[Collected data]
%%

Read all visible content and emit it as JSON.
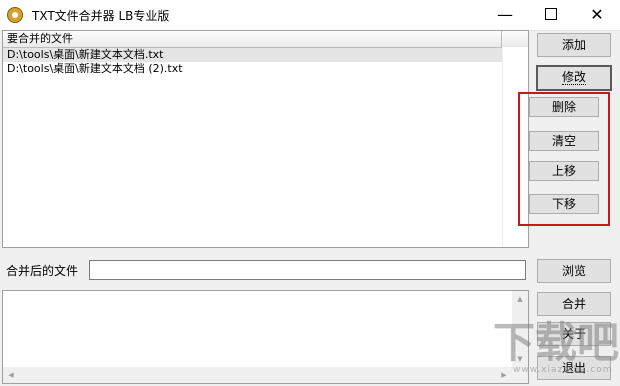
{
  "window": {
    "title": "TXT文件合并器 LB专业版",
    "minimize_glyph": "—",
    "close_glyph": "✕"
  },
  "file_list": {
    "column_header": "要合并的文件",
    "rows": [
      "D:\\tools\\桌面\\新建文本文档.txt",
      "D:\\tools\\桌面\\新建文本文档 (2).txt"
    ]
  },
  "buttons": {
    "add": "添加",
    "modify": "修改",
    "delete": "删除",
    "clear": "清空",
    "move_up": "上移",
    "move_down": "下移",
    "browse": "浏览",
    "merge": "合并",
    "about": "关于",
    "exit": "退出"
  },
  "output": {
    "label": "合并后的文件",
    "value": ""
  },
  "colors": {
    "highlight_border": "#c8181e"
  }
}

%%
%%

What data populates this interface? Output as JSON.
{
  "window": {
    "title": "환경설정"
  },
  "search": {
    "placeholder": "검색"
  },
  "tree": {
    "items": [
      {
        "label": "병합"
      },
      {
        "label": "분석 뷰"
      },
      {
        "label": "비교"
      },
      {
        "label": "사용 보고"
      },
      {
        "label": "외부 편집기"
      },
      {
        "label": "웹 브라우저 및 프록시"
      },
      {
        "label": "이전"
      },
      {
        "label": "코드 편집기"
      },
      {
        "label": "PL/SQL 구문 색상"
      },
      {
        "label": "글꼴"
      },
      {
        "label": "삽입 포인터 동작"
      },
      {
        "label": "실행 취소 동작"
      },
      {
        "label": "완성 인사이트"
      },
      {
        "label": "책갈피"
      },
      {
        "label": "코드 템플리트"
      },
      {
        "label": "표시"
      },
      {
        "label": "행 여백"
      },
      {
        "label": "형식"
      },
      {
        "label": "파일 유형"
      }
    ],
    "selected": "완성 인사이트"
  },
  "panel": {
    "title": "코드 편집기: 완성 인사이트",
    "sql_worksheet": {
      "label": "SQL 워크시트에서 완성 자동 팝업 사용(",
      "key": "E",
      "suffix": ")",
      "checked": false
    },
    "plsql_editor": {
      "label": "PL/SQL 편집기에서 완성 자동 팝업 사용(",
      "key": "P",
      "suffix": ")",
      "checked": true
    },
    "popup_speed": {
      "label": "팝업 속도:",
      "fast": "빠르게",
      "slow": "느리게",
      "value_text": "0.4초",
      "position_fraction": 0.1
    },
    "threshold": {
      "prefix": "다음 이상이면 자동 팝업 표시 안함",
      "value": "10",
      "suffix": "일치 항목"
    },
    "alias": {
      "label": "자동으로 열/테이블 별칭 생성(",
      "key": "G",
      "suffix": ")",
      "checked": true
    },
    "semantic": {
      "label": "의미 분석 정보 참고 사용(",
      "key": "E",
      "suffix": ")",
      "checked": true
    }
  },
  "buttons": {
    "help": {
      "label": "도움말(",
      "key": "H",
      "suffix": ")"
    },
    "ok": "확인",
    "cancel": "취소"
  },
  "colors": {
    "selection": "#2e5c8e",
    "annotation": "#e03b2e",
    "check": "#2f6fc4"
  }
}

%%
%%

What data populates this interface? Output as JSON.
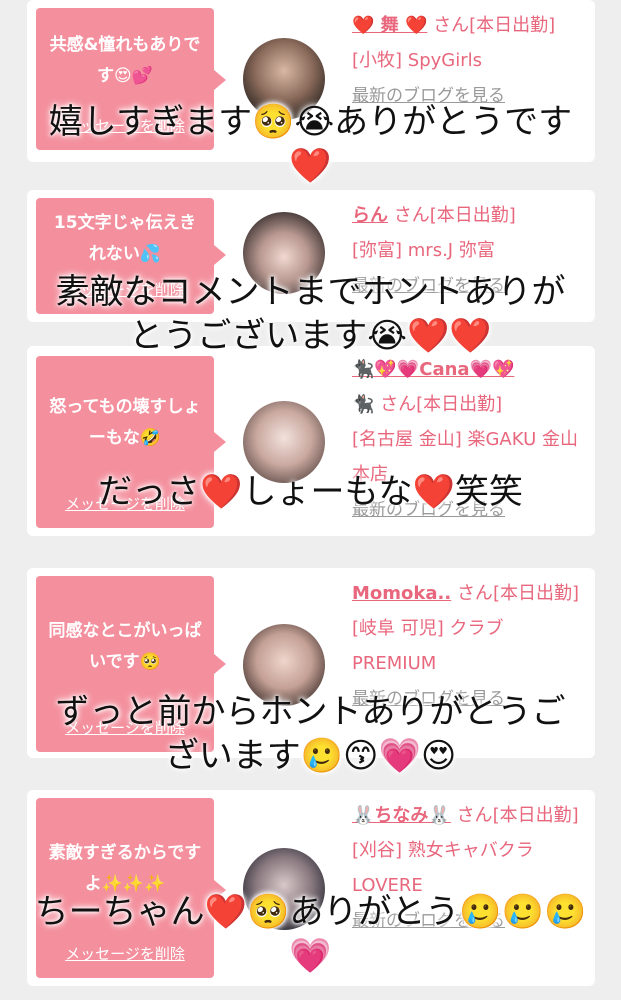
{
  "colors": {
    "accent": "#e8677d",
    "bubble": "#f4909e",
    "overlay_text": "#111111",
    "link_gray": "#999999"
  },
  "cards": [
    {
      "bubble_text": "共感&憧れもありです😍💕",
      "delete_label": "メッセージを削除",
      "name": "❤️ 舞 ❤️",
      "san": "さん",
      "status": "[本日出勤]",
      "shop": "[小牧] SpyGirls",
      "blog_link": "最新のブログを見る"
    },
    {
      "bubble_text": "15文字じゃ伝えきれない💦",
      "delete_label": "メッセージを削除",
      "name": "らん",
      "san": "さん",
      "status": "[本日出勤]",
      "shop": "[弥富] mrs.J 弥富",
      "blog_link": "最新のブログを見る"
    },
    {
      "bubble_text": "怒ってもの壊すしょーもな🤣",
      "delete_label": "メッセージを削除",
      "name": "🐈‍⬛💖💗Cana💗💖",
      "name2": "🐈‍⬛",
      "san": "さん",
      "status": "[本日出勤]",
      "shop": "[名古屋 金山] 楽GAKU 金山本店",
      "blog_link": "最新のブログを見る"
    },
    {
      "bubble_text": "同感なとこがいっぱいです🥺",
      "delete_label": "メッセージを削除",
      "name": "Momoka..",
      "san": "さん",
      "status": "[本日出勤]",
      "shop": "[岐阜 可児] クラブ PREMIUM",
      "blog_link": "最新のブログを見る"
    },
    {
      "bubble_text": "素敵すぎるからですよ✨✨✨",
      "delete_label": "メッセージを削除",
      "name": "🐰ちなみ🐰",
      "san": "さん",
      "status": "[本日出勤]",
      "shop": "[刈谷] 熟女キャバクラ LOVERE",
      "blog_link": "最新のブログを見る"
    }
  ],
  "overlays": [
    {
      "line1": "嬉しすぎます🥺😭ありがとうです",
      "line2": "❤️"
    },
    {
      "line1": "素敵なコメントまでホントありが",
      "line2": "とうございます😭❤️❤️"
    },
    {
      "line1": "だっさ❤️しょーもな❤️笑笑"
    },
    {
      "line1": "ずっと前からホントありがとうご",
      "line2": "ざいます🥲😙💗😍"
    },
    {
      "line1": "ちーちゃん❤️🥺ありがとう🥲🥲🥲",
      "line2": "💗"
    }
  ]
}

%%

(INSTRUCTION): Establish how many lines of the records contain the string "tools" and state that number without elaboration.

(EXERCISE ANSWER): 2